WHAT IS EXPECTED>
Transcribe the records that follow, preserving every word.
──────── GIVEN DATA
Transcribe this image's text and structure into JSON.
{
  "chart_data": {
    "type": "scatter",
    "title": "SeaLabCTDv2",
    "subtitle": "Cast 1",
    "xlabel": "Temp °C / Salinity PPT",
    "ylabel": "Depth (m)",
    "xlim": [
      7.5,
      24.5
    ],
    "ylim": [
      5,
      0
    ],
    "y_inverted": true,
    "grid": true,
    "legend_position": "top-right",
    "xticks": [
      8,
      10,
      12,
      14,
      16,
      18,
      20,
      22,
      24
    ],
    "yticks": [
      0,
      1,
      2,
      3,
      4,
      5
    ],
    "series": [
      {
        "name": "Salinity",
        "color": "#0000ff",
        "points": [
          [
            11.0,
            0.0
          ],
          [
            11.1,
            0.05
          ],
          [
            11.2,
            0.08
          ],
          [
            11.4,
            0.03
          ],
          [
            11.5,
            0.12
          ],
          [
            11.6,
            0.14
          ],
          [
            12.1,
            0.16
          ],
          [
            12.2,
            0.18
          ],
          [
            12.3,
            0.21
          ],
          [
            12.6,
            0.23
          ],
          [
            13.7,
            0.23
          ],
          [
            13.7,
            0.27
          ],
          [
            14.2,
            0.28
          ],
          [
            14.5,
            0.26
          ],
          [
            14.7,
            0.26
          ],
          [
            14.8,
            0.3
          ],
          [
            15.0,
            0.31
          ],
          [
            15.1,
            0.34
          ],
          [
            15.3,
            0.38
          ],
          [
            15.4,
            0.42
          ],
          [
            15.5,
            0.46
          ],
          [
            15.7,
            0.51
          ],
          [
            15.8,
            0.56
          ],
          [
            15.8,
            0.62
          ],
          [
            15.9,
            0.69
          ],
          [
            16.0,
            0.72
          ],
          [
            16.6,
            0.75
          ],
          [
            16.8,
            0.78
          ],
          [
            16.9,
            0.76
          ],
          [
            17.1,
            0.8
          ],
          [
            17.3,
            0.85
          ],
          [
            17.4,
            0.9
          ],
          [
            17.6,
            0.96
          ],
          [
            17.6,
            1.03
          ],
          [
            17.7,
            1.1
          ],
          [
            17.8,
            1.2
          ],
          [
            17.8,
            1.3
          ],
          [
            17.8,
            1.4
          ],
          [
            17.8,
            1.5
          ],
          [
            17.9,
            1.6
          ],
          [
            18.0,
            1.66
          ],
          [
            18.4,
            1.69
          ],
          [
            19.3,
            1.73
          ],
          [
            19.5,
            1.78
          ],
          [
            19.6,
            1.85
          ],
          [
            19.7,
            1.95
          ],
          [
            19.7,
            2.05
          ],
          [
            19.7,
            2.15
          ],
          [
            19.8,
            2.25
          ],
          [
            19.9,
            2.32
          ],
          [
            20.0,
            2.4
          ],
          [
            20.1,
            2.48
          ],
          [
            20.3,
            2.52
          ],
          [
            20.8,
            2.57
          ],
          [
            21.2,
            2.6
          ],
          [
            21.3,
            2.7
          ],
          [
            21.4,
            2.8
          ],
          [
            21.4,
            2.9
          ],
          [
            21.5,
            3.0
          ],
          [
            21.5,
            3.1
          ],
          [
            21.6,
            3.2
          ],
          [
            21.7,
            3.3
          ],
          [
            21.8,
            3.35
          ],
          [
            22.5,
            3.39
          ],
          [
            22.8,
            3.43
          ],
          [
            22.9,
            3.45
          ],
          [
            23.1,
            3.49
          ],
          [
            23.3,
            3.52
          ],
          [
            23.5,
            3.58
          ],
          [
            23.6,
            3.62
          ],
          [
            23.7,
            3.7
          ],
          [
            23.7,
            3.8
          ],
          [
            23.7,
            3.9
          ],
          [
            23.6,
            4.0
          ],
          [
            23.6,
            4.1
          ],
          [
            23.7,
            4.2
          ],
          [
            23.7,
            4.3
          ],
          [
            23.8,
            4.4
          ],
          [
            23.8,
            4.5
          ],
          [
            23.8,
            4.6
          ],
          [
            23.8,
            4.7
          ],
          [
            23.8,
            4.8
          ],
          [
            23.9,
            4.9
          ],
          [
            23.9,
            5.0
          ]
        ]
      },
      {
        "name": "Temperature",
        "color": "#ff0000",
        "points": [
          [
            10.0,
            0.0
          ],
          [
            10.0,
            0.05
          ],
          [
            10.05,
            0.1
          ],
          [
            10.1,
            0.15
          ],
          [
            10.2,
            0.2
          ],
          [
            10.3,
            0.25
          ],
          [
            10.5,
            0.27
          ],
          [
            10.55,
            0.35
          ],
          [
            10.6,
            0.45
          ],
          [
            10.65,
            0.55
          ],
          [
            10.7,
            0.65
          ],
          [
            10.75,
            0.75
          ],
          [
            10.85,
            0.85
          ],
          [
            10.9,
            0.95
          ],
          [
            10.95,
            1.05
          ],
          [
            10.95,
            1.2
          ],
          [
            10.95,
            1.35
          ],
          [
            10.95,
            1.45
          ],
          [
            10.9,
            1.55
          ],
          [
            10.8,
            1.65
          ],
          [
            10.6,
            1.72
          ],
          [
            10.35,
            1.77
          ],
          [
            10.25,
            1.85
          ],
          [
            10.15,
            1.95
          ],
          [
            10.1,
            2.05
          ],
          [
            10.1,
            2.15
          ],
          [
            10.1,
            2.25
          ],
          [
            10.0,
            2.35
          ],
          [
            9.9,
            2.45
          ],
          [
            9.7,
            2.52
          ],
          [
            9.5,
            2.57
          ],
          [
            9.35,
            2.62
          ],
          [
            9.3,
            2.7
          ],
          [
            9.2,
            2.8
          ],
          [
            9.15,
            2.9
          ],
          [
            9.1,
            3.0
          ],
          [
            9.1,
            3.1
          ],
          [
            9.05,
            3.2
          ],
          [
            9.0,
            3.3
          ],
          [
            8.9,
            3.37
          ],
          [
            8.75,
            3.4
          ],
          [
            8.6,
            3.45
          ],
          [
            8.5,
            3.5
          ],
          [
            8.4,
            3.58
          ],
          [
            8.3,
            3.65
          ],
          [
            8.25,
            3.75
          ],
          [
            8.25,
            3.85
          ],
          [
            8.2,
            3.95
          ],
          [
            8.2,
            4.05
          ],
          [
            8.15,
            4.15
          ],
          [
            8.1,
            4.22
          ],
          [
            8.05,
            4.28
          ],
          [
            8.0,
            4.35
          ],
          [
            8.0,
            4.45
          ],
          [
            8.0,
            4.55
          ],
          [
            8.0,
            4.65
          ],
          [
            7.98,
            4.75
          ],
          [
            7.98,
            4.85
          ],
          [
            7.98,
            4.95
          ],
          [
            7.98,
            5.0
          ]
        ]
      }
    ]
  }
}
────────────────
RIGHT ANSWER>
Transcribe this image's text and structure into JSON.
{
  "chart_data": {
    "type": "scatter",
    "title": "SeaLabCTDv2",
    "subtitle": "Cast 1",
    "xlabel": "Temp °C / Salinity PPT",
    "ylabel": "Depth (m)",
    "xlim": [
      7.5,
      24.5
    ],
    "ylim": [
      5,
      0
    ],
    "y_inverted": true,
    "grid": true,
    "legend_position": "top-right",
    "xticks": [
      8,
      10,
      12,
      14,
      16,
      18,
      20,
      22,
      24
    ],
    "yticks": [
      0,
      1,
      2,
      3,
      4,
      5
    ],
    "series": [
      {
        "name": "Salinity",
        "color": "#0000ff",
        "points": [
          [
            11.0,
            0.0
          ],
          [
            11.1,
            0.05
          ],
          [
            11.2,
            0.08
          ],
          [
            11.4,
            0.03
          ],
          [
            11.5,
            0.12
          ],
          [
            11.6,
            0.14
          ],
          [
            12.1,
            0.16
          ],
          [
            12.2,
            0.18
          ],
          [
            12.3,
            0.21
          ],
          [
            12.6,
            0.23
          ],
          [
            13.7,
            0.23
          ],
          [
            13.7,
            0.27
          ],
          [
            14.2,
            0.28
          ],
          [
            14.5,
            0.26
          ],
          [
            14.7,
            0.26
          ],
          [
            14.8,
            0.3
          ],
          [
            15.0,
            0.31
          ],
          [
            15.1,
            0.34
          ],
          [
            15.3,
            0.38
          ],
          [
            15.4,
            0.42
          ],
          [
            15.5,
            0.46
          ],
          [
            15.7,
            0.51
          ],
          [
            15.8,
            0.56
          ],
          [
            15.8,
            0.62
          ],
          [
            15.9,
            0.69
          ],
          [
            16.0,
            0.72
          ],
          [
            16.6,
            0.75
          ],
          [
            16.8,
            0.78
          ],
          [
            16.9,
            0.76
          ],
          [
            17.1,
            0.8
          ],
          [
            17.3,
            0.85
          ],
          [
            17.4,
            0.9
          ],
          [
            17.6,
            0.96
          ],
          [
            17.6,
            1.03
          ],
          [
            17.7,
            1.1
          ],
          [
            17.8,
            1.2
          ],
          [
            17.8,
            1.3
          ],
          [
            17.8,
            1.4
          ],
          [
            17.8,
            1.5
          ],
          [
            17.9,
            1.6
          ],
          [
            18.0,
            1.66
          ],
          [
            18.4,
            1.69
          ],
          [
            19.3,
            1.73
          ],
          [
            19.5,
            1.78
          ],
          [
            19.6,
            1.85
          ],
          [
            19.7,
            1.95
          ],
          [
            19.7,
            2.05
          ],
          [
            19.7,
            2.15
          ],
          [
            19.8,
            2.25
          ],
          [
            19.9,
            2.32
          ],
          [
            20.0,
            2.4
          ],
          [
            20.1,
            2.48
          ],
          [
            20.3,
            2.52
          ],
          [
            20.8,
            2.57
          ],
          [
            21.2,
            2.6
          ],
          [
            21.3,
            2.7
          ],
          [
            21.4,
            2.8
          ],
          [
            21.4,
            2.9
          ],
          [
            21.5,
            3.0
          ],
          [
            21.5,
            3.1
          ],
          [
            21.6,
            3.2
          ],
          [
            21.7,
            3.3
          ],
          [
            21.8,
            3.35
          ],
          [
            22.5,
            3.39
          ],
          [
            22.8,
            3.43
          ],
          [
            22.9,
            3.45
          ],
          [
            23.1,
            3.49
          ],
          [
            23.3,
            3.52
          ],
          [
            23.5,
            3.58
          ],
          [
            23.6,
            3.62
          ],
          [
            23.7,
            3.7
          ],
          [
            23.7,
            3.8
          ],
          [
            23.7,
            3.9
          ],
          [
            23.6,
            4.0
          ],
          [
            23.6,
            4.1
          ],
          [
            23.7,
            4.2
          ],
          [
            23.7,
            4.3
          ],
          [
            23.8,
            4.4
          ],
          [
            23.8,
            4.5
          ],
          [
            23.8,
            4.6
          ],
          [
            23.8,
            4.7
          ],
          [
            23.8,
            4.8
          ],
          [
            23.9,
            4.9
          ],
          [
            23.9,
            5.0
          ]
        ]
      },
      {
        "name": "Temperature",
        "color": "#ff0000",
        "points": [
          [
            10.0,
            0.0
          ],
          [
            10.0,
            0.05
          ],
          [
            10.05,
            0.1
          ],
          [
            10.1,
            0.15
          ],
          [
            10.2,
            0.2
          ],
          [
            10.3,
            0.25
          ],
          [
            10.5,
            0.27
          ],
          [
            10.55,
            0.35
          ],
          [
            10.6,
            0.45
          ],
          [
            10.65,
            0.55
          ],
          [
            10.7,
            0.65
          ],
          [
            10.75,
            0.75
          ],
          [
            10.85,
            0.85
          ],
          [
            10.9,
            0.95
          ],
          [
            10.95,
            1.05
          ],
          [
            10.95,
            1.2
          ],
          [
            10.95,
            1.35
          ],
          [
            10.95,
            1.45
          ],
          [
            10.9,
            1.55
          ],
          [
            10.8,
            1.65
          ],
          [
            10.6,
            1.72
          ],
          [
            10.35,
            1.77
          ],
          [
            10.25,
            1.85
          ],
          [
            10.15,
            1.95
          ],
          [
            10.1,
            2.05
          ],
          [
            10.1,
            2.15
          ],
          [
            10.1,
            2.25
          ],
          [
            10.0,
            2.35
          ],
          [
            9.9,
            2.45
          ],
          [
            9.7,
            2.52
          ],
          [
            9.5,
            2.57
          ],
          [
            9.35,
            2.62
          ],
          [
            9.3,
            2.7
          ],
          [
            9.2,
            2.8
          ],
          [
            9.15,
            2.9
          ],
          [
            9.1,
            3.0
          ],
          [
            9.1,
            3.1
          ],
          [
            9.05,
            3.2
          ],
          [
            9.0,
            3.3
          ],
          [
            8.9,
            3.37
          ],
          [
            8.75,
            3.4
          ],
          [
            8.6,
            3.45
          ],
          [
            8.5,
            3.5
          ],
          [
            8.4,
            3.58
          ],
          [
            8.3,
            3.65
          ],
          [
            8.25,
            3.75
          ],
          [
            8.25,
            3.85
          ],
          [
            8.2,
            3.95
          ],
          [
            8.2,
            4.05
          ],
          [
            8.15,
            4.15
          ],
          [
            8.1,
            4.22
          ],
          [
            8.05,
            4.28
          ],
          [
            8.0,
            4.35
          ],
          [
            8.0,
            4.45
          ],
          [
            8.0,
            4.55
          ],
          [
            8.0,
            4.65
          ],
          [
            7.98,
            4.75
          ],
          [
            7.98,
            4.85
          ],
          [
            7.98,
            4.95
          ],
          [
            7.98,
            5.0
          ]
        ]
      }
    ]
  }
}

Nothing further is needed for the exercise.